-- Task details --
Copy out the lines of the records below without any change, starting at the line that contains "- y-tick-label: 0: [144, 348, 152, 362]" and ending at the line that contains "- x-tick-label: 90: [560, 366, 579, 380]", both included.

* * * * *

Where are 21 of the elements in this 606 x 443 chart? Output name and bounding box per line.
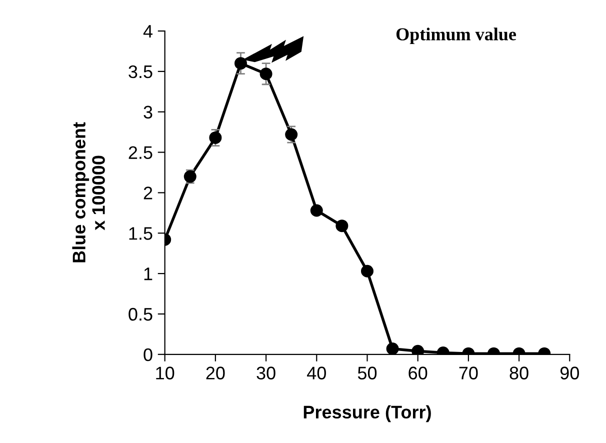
- y-tick-label: 0: [144, 348, 152, 362]
- y-tick-label: 3: [144, 106, 152, 119]
- y-tick-label: 3.5: [128, 65, 152, 78]
- x-tick-label: 70: [459, 366, 478, 380]
- y-tick-label: 2: [144, 186, 152, 200]
- x-tick-label: 20: [206, 366, 225, 380]
- x-tick-label: 50: [358, 366, 377, 380]
- x-tick-label: 40: [307, 366, 326, 380]
- x-tick-label: 60: [408, 366, 428, 380]
- y-axis-title: Blue component x 100000: [72, 122, 105, 262]
- x-tick-label: 80: [510, 366, 528, 380]
- x-tick-label: 10: [156, 366, 174, 380]
- x-tick-label: 90: [560, 366, 579, 380]
- x-axis-title: Pressure (Torr): [304, 405, 431, 422]
- y-tick-label: 1: [144, 268, 152, 280]
- annotation: Optimum value: [396, 28, 516, 44]
- y-tick-label: 2.5: [128, 146, 152, 159]
- x-tick-label: 30: [256, 366, 276, 380]
- y-tick-label: 0.5: [128, 308, 152, 321]
- y-tick-label: 1.5: [129, 227, 152, 240]
- y-tick-label: 4: [143, 25, 152, 38]
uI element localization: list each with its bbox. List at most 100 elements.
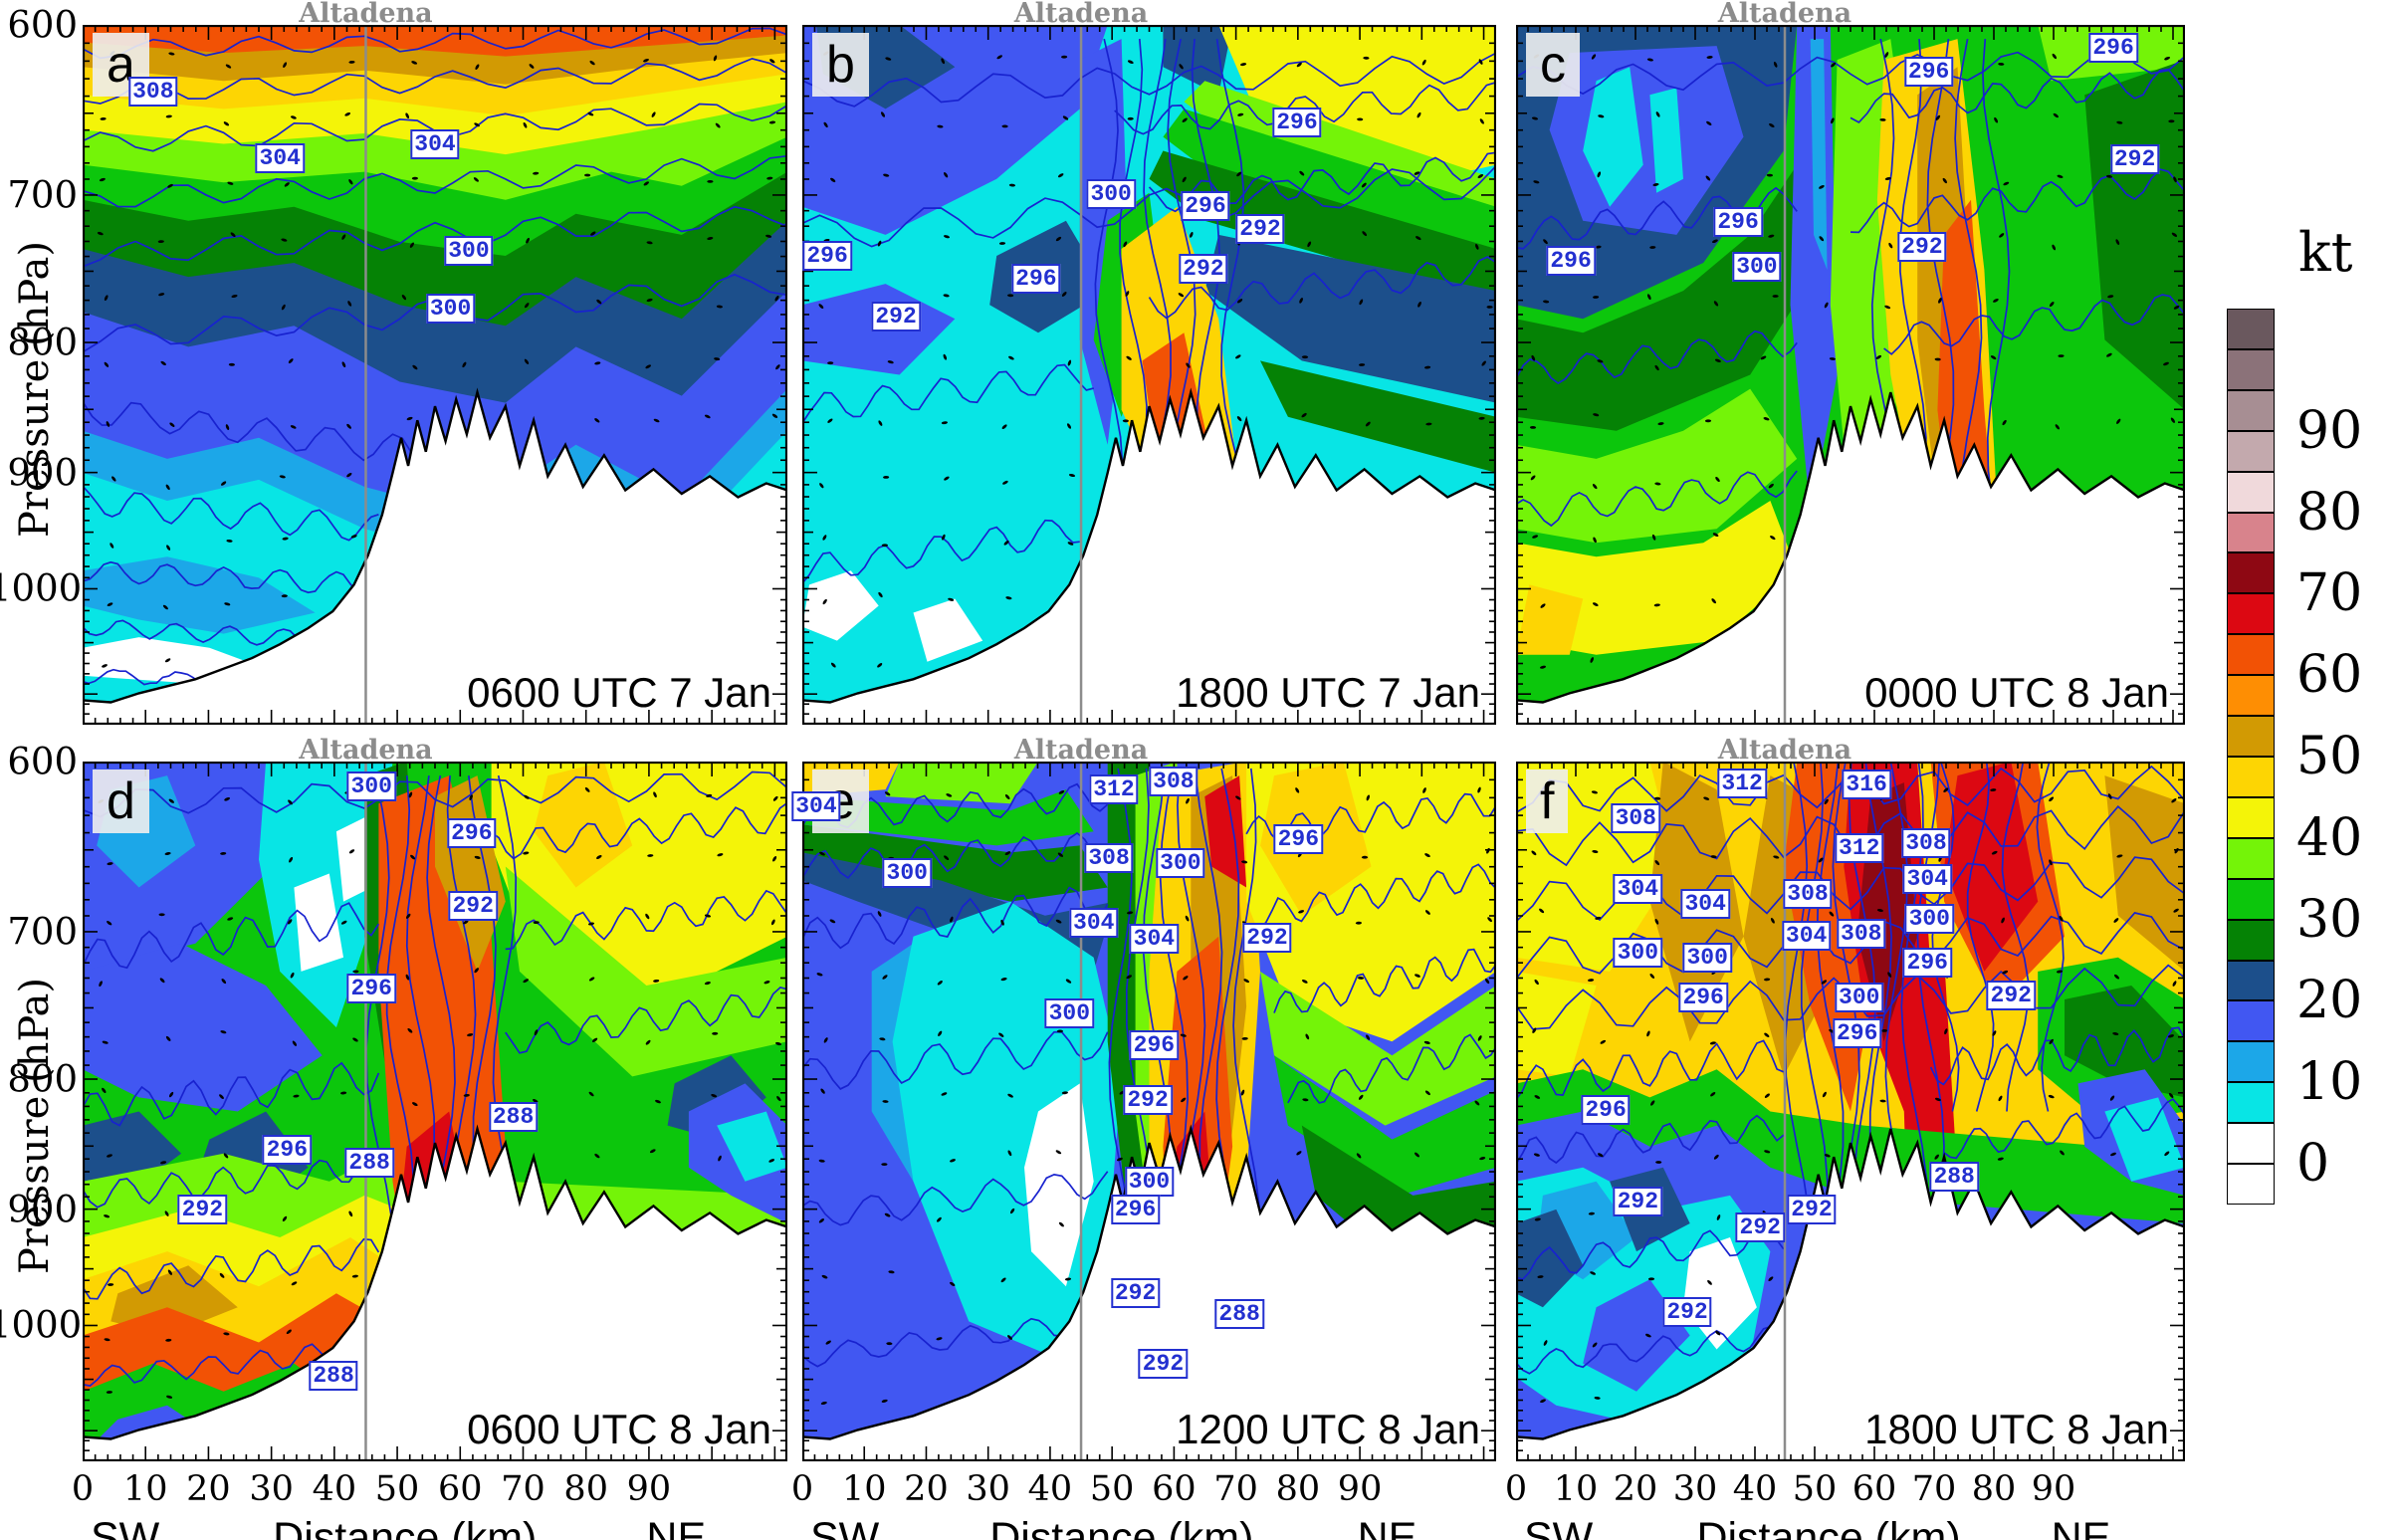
distance-axis-label: Distance (km) xyxy=(1696,1514,1961,1540)
theta-contour-label: 296 xyxy=(802,240,852,271)
distance-tick-label: 70 xyxy=(501,1469,545,1509)
colorbar-tick-label: 40 xyxy=(2296,807,2363,868)
altadena-marker-label: Altadena xyxy=(1013,735,1149,766)
theta-contour-label: 296 xyxy=(346,973,396,1003)
theta-contour-label: 304 xyxy=(1680,888,1730,919)
theta-contour-label: 292 xyxy=(1179,254,1228,285)
distance-tick-label: 50 xyxy=(374,1469,420,1509)
theta-contour-label: 296 xyxy=(1129,1029,1180,1060)
distance-tick-label: 90 xyxy=(1337,1469,1383,1509)
theta-contour-label: 288 xyxy=(344,1147,394,1178)
theta-contour-label: 288 xyxy=(1214,1299,1264,1330)
sw-end-label: SW xyxy=(810,1514,880,1540)
theta-contour-label: 308 xyxy=(1611,802,1660,833)
pressure-tick-label: 700 xyxy=(7,910,78,954)
colorbar-tick-label: 30 xyxy=(2296,889,2363,950)
altadena-marker-label: Altadena xyxy=(1717,0,1852,29)
ne-end-label: NE xyxy=(1357,1514,1417,1540)
theta-contour-label: 304 xyxy=(791,790,841,821)
theta-contour-label: 296 xyxy=(2088,33,2138,64)
colorbar-legend xyxy=(2227,309,2275,1205)
distance-tick-label: 30 xyxy=(249,1469,294,1509)
theta-contour-label: 292 xyxy=(448,890,498,921)
colorbar-cell xyxy=(2227,1041,2275,1083)
colorbar-cell xyxy=(2227,837,2275,879)
theta-contour-label: 296 xyxy=(1902,947,1952,978)
sw-end-label: SW xyxy=(91,1514,160,1540)
distance-tick-label: 40 xyxy=(1732,1469,1778,1509)
colorbar-cell xyxy=(2227,919,2275,961)
ne-end-label: NE xyxy=(2051,1514,2111,1540)
pressure-tick-label: 1000 xyxy=(0,566,83,610)
distance-tick-label: 0 xyxy=(71,1469,95,1509)
theta-contour-label: 292 xyxy=(1897,231,1947,262)
theta-contour-label: 300 xyxy=(346,771,396,802)
distance-tick-label: 10 xyxy=(122,1469,168,1509)
theta-contour-label: 304 xyxy=(1902,864,1952,895)
theta-contour-label: 296 xyxy=(1181,191,1230,222)
theta-contour-label: 292 xyxy=(1138,1348,1189,1379)
colorbar-cell xyxy=(2227,512,2275,553)
distance-tick-label: 90 xyxy=(626,1469,672,1509)
theta-contour-label: 300 xyxy=(444,236,494,267)
theta-contour-label: 296 xyxy=(1713,207,1763,238)
pressure-tick-label: 600 xyxy=(7,740,78,783)
pressure-tick-label: 900 xyxy=(7,451,78,495)
theta-contour-label: 292 xyxy=(1242,923,1292,954)
theta-contour-label: 300 xyxy=(1124,1166,1175,1197)
theta-contour-label: 296 xyxy=(262,1135,313,1166)
pressure-tick-label: 600 xyxy=(7,3,78,47)
theta-contour-label: 300 xyxy=(1835,982,1884,1012)
pressure-tick-label: 900 xyxy=(7,1188,78,1231)
theta-contour-label: 308 xyxy=(128,76,178,107)
panel-time-label: 0600 UTC 8 Jan xyxy=(467,1406,771,1452)
cross-section-panel-e: Altadena e 1200 UTC 8 Jan 30430031230830… xyxy=(791,735,1496,1540)
panel-time-label: 0000 UTC 8 Jan xyxy=(1864,669,2169,716)
theta-contour-label: 292 xyxy=(871,302,921,332)
theta-contour-label: 292 xyxy=(1787,1194,1837,1224)
colorbar-cell xyxy=(2227,389,2275,431)
panel-time-label: 0600 UTC 7 Jan xyxy=(467,669,771,716)
theta-contour-label: 308 xyxy=(1084,843,1134,873)
cross-section-panel-f: Altadena f 1800 UTC 8 Jan 312 316 308 312 30… xyxy=(1505,735,2185,1540)
theta-contour-label: 292 xyxy=(1613,1187,1663,1217)
theta-contour-label: 304 xyxy=(1129,923,1180,954)
theta-contour-label: 300 xyxy=(1156,847,1205,878)
colorbar-tick-label: 90 xyxy=(2296,400,2363,461)
cross-section-panel-c: Altadena c 0000 UTC 8 Jan 296 296 296 300 29… xyxy=(1516,0,2185,725)
altadena-marker-label: Altadena xyxy=(299,735,433,766)
theta-contour-label: 288 xyxy=(488,1102,539,1133)
theta-contour-label: 296 xyxy=(1678,982,1728,1012)
colorbar-cell xyxy=(2227,593,2275,635)
distance-tick-label: 10 xyxy=(841,1469,887,1509)
distance-axis-label: Distance (km) xyxy=(273,1514,538,1540)
colorbar-cell xyxy=(2227,1164,2275,1205)
theta-contour-label: 308 xyxy=(1901,828,1951,859)
colorbar-tick-label: 60 xyxy=(2296,645,2363,706)
cross-section-panel-a: Altadena a 0600 UTC 7 Jan 308 304 304 300 30… xyxy=(83,0,787,725)
colorbar-tick-label: 80 xyxy=(2296,482,2363,543)
altadena-marker-label: Altadena xyxy=(299,0,433,29)
distance-tick-label: 50 xyxy=(1089,1469,1135,1509)
theta-contour-label: 292 xyxy=(1986,980,2036,1010)
distance-axis-label: Distance (km) xyxy=(989,1514,1254,1540)
colorbar-tick-label: 50 xyxy=(2296,727,2363,786)
distance-tick-label: 40 xyxy=(312,1469,357,1509)
colorbar-title: kt xyxy=(2298,221,2353,284)
pressure-axis-label: Pressure (hPa) xyxy=(12,977,58,1274)
colorbar-cell xyxy=(2227,960,2275,1001)
theta-contour-label: 296 xyxy=(1273,824,1324,855)
distance-tick-label: 30 xyxy=(1672,1469,1718,1509)
colorbar-cell xyxy=(2227,756,2275,797)
theta-contour-label: 296 xyxy=(1272,107,1322,137)
panel-time-label: 1800 UTC 7 Jan xyxy=(1176,669,1480,716)
pressure-tick-label: 700 xyxy=(7,173,78,217)
theta-contour-label: 304 xyxy=(1069,907,1119,938)
theta-contour-label: 296 xyxy=(1833,1017,1882,1048)
theta-contour-label: 296 xyxy=(1011,264,1061,295)
colorbar-cell xyxy=(2227,796,2275,838)
distance-tick-label: 70 xyxy=(1911,1469,1957,1509)
distance-tick-label: 20 xyxy=(186,1469,231,1509)
ne-end-label: NE xyxy=(646,1514,707,1540)
theta-contour-label: 300 xyxy=(1682,942,1732,973)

* * * * *

-- Answer --
- y-tick-label: 0: [144, 348, 152, 362]
- y-tick-label: 3: [144, 106, 152, 119]
- y-tick-label: 3.5: [128, 65, 152, 78]
- x-tick-label: 70: [459, 366, 478, 380]
- y-tick-label: 2: [144, 186, 152, 200]
- x-tick-label: 20: [206, 366, 225, 380]
- x-tick-label: 50: [358, 366, 377, 380]
- x-tick-label: 40: [307, 366, 326, 380]
- x-tick-label: 60: [408, 366, 428, 380]
- y-axis-title: Blue component x 100000: [72, 122, 105, 262]
- x-tick-label: 80: [510, 366, 528, 380]
- x-tick-label: 10: [156, 366, 174, 380]
- x-tick-label: 90: [560, 366, 579, 380]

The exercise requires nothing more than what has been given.